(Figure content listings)
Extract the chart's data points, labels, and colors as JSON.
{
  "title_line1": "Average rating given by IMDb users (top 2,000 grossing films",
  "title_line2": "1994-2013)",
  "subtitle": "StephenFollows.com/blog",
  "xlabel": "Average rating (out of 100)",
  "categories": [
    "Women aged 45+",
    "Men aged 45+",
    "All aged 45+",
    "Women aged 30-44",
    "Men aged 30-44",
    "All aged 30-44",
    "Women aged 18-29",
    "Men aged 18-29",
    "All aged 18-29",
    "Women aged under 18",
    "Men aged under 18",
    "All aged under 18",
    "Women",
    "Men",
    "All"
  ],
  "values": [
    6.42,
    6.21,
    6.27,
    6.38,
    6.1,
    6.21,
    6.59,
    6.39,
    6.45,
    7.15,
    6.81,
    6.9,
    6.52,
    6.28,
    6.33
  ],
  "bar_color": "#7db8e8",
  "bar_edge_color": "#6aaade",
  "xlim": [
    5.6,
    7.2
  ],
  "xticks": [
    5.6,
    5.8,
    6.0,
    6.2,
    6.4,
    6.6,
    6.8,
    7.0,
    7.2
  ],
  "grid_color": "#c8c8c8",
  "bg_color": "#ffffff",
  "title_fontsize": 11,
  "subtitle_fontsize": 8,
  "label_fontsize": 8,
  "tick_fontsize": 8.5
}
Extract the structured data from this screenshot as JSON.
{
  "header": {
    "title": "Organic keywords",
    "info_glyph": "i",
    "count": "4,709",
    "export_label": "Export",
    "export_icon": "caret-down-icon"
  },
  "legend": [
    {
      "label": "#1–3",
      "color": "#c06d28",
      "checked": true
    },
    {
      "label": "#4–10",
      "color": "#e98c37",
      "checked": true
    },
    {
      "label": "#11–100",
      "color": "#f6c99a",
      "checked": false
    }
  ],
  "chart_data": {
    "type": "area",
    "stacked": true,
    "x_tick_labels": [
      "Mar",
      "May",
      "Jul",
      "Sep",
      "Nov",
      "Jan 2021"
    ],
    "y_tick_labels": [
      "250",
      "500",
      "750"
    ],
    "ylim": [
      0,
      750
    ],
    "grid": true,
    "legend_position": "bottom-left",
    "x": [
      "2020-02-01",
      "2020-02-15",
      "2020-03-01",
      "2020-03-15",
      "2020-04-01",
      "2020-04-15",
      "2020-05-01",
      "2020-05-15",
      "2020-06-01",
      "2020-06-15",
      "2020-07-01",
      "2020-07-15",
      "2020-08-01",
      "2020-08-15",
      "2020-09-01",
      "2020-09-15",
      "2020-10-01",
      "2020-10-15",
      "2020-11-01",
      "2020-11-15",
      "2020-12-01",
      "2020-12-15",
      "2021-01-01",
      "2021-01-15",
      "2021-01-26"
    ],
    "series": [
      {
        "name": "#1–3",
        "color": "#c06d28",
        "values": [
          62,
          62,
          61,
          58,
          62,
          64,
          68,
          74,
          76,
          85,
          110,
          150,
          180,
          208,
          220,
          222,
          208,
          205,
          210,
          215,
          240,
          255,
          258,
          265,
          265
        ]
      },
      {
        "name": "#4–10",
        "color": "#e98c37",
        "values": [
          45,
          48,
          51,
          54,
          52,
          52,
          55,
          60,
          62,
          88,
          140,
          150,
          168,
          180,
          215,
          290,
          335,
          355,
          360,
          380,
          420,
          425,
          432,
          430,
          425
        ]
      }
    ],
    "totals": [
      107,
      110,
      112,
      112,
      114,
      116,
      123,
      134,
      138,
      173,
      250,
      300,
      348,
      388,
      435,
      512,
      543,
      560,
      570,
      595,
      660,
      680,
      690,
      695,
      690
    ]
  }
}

What is needed.
Your task is to repeat the data exactly, with nothing left out.

Solution for this problem.
Extract the chart's data points, labels, and colors as JSON.
{
  "title_line1": "Average rating given by IMDb users (top 2,000 grossing films",
  "title_line2": "1994-2013)",
  "subtitle": "StephenFollows.com/blog",
  "xlabel": "Average rating (out of 100)",
  "categories": [
    "Women aged 45+",
    "Men aged 45+",
    "All aged 45+",
    "Women aged 30-44",
    "Men aged 30-44",
    "All aged 30-44",
    "Women aged 18-29",
    "Men aged 18-29",
    "All aged 18-29",
    "Women aged under 18",
    "Men aged under 18",
    "All aged under 18",
    "Women",
    "Men",
    "All"
  ],
  "values": [
    6.42,
    6.21,
    6.27,
    6.38,
    6.1,
    6.21,
    6.59,
    6.39,
    6.45,
    7.15,
    6.81,
    6.9,
    6.52,
    6.28,
    6.33
  ],
  "bar_color": "#7db8e8",
  "bar_edge_color": "#6aaade",
  "xlim": [
    5.6,
    7.2
  ],
  "xticks": [
    5.6,
    5.8,
    6.0,
    6.2,
    6.4,
    6.6,
    6.8,
    7.0,
    7.2
  ],
  "grid_color": "#c8c8c8",
  "bg_color": "#ffffff",
  "title_fontsize": 11,
  "subtitle_fontsize": 8,
  "label_fontsize": 8,
  "tick_fontsize": 8.5
}
Extract the structured data from this screenshot as JSON.
{
  "header": {
    "title": "Organic keywords",
    "info_glyph": "i",
    "count": "4,709",
    "export_label": "Export",
    "export_icon": "caret-down-icon"
  },
  "legend": [
    {
      "label": "#1–3",
      "color": "#c06d28",
      "checked": true
    },
    {
      "label": "#4–10",
      "color": "#e98c37",
      "checked": true
    },
    {
      "label": "#11–100",
      "color": "#f6c99a",
      "checked": false
    }
  ],
  "chart_data": {
    "type": "area",
    "stacked": true,
    "x_tick_labels": [
      "Mar",
      "May",
      "Jul",
      "Sep",
      "Nov",
      "Jan 2021"
    ],
    "y_tick_labels": [
      "250",
      "500",
      "750"
    ],
    "ylim": [
      0,
      750
    ],
    "grid": true,
    "legend_position": "bottom-left",
    "x": [
      "2020-02-01",
      "2020-02-15",
      "2020-03-01",
      "2020-03-15",
      "2020-04-01",
      "2020-04-15",
      "2020-05-01",
      "2020-05-15",
      "2020-06-01",
      "2020-06-15",
      "2020-07-01",
      "2020-07-15",
      "2020-08-01",
      "2020-08-15",
      "2020-09-01",
      "2020-09-15",
      "2020-10-01",
      "2020-10-15",
      "2020-11-01",
      "2020-11-15",
      "2020-12-01",
      "2020-12-15",
      "2021-01-01",
      "2021-01-15",
      "2021-01-26"
    ],
    "series": [
      {
        "name": "#1–3",
        "color": "#c06d28",
        "values": [
          62,
          62,
          61,
          58,
          62,
          64,
          68,
          74,
          76,
          85,
          110,
          150,
          180,
          208,
          220,
          222,
          208,
          205,
          210,
          215,
          240,
          255,
          258,
          265,
          265
        ]
      },
      {
        "name": "#4–10",
        "color": "#e98c37",
        "values": [
          45,
          48,
          51,
          54,
          52,
          52,
          55,
          60,
          62,
          88,
          140,
          150,
          168,
          180,
          215,
          290,
          335,
          355,
          360,
          380,
          420,
          425,
          432,
          430,
          425
        ]
      }
    ],
    "totals": [
      107,
      110,
      112,
      112,
      114,
      116,
      123,
      134,
      138,
      173,
      250,
      300,
      348,
      388,
      435,
      512,
      543,
      560,
      570,
      595,
      660,
      680,
      690,
      695,
      690
    ]
  }
}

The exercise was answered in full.